===== DATA SUPPLIED =====

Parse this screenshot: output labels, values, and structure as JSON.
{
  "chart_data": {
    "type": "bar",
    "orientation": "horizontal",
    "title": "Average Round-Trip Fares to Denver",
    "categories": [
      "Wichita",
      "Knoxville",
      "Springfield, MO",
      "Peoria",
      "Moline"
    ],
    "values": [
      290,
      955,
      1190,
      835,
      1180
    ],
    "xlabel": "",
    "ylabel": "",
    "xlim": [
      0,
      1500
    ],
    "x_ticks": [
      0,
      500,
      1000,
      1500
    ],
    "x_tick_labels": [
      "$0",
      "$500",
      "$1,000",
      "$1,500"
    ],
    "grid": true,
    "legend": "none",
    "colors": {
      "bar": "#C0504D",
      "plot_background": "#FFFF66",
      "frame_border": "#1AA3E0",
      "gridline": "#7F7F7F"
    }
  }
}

=====

PROBLEM STATEMENT: Please output the entries above, every line exactly as it reads.

SOLUTION:
Parse this screenshot: output labels, values, and structure as JSON.
{
  "chart_data": {
    "type": "bar",
    "orientation": "horizontal",
    "title": "Average Round-Trip Fares to Denver",
    "categories": [
      "Wichita",
      "Knoxville",
      "Springfield, MO",
      "Peoria",
      "Moline"
    ],
    "values": [
      290,
      955,
      1190,
      835,
      1180
    ],
    "xlabel": "",
    "ylabel": "",
    "xlim": [
      0,
      1500
    ],
    "x_ticks": [
      0,
      500,
      1000,
      1500
    ],
    "x_tick_labels": [
      "$0",
      "$500",
      "$1,000",
      "$1,500"
    ],
    "grid": true,
    "legend": "none",
    "colors": {
      "bar": "#C0504D",
      "plot_background": "#FFFF66",
      "frame_border": "#1AA3E0",
      "gridline": "#7F7F7F"
    }
  }
}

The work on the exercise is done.